[[ Provided passage open ]]
15 of 172 comments (clear)

  1. reproduce sound from ancient pornography?! by Anonymous Coward · · Score: 4, Funny

    Oh wait, never mind...

    (but i swear that's what my mind picked up initially!!)

  2. Re:Yawn by evilgrug · · Score: 4, Informative

    And the National Library of Canada has had one of those units since 1992.

  3. Re:Not your grandfather's Hi-Fi by Ungrounded+Lightning · · Score: 4, Informative

    Can add some hiss to what? To the perfect Hi-Fi quality you are expected to get out of a century old phonograph?

    To the level of his that the recording itself actually contains.

    Old recordings actually did a very good job of making a record of the actual sound. But dust on and damage to the surface produced artifacts in the output signal when played with a needle.

    Optical techniques can identify the actual flat surface of the groove and ignore the artifacts. But digital approaches to performing this scan and/or encoding the result add errors from quantization and digitizer nonlinearity, which appears as added hiss - the amount depending on the resolution and quality of the converter and/or scanner.

    --
    Bantam Dominique roosters crow a four-note song. Once you've heard it as "Happy BIRTHday" you can't NOT hear it that way
  4. Hmm... by Masato · · Score: 5, Funny

    I wonder if they can help this guy?

  5. Re:Yawn by Anonymous Coward · · Score: 5, Informative
    RTFA!!!

    I don't know about the Canadian system, but the Japanese system is different, and if I understand it correctly, much less capable. The Japanese system spins the disk and replaces the mechanical stylus with two lasers, if I read the description correctly. The IRENE system takes a picture of the surface and reconstructs the groove pattern from the image. The record surface does not move. This is why IRENE can scan a record even if it is broken. In the NPR article, they describe how they input an old recording that had a broken section. They just fit the two pieces together and scanned the surface. IRENE can also scan cylinders as well as disks, which the Japanese system cannot do for mechanical reasons.
[[ Provided passage closed ]]
[[ Extracted data open ]]
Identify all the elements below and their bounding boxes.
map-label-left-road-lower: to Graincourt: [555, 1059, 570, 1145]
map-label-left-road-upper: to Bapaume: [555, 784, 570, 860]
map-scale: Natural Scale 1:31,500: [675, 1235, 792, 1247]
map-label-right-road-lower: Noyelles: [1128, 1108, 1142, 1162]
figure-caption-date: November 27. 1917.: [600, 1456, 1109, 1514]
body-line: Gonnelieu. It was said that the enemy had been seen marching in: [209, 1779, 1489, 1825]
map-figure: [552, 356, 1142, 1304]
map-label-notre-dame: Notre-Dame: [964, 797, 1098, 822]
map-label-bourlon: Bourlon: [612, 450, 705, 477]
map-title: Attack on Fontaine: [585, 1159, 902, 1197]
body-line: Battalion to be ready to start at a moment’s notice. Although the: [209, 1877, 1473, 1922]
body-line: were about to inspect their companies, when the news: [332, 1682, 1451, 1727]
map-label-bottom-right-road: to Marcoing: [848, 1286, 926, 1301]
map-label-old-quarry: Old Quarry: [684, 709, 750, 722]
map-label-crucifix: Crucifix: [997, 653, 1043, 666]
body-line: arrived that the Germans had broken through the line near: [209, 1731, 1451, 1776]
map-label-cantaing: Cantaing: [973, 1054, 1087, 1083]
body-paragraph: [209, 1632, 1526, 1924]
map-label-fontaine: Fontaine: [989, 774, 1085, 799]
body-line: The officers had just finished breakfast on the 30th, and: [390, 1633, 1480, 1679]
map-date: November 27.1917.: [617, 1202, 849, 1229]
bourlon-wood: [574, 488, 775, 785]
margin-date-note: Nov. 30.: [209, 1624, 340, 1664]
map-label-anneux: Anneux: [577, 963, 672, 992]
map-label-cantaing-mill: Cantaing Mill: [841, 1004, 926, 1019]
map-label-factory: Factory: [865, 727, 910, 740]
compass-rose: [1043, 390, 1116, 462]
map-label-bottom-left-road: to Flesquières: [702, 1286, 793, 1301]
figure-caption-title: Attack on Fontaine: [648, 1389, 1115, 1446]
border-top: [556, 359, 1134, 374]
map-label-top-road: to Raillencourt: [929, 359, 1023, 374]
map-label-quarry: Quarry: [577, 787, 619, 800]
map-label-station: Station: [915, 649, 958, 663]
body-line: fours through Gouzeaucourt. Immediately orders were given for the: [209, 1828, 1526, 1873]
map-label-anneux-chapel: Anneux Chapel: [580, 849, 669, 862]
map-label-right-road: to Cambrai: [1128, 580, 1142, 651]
[[ Extracted data closed ]]
Exercise prompt — From the comments thread, write out the passage starting at "To the level" and ending at "help this guy?", word for word.

Expected answer —
To the level of his that the recording itself actually contains.

    Old recordings actually did a very good job of making a record of the actual sound. But dust on and damage to the surface produced artifacts in the output signal when played with a needle.

    Optical techniques can identify the actual flat surface of the groove and ignore the artifacts. But digital approaches to performing this scan and/or encoding the result add errors from quantization and digitizer nonlinearity, which appears as added hiss - the amount depending on the resolution and quality of the converter and/or scanner.

    --
    Bantam Dominique roosters crow a four-note song. Once you've heard it as "Happy BIRTHday" you can't NOT hear it that way
  4. Hmm... by Masato · · Score: 5, Funny

    I wonder if they can help this guy?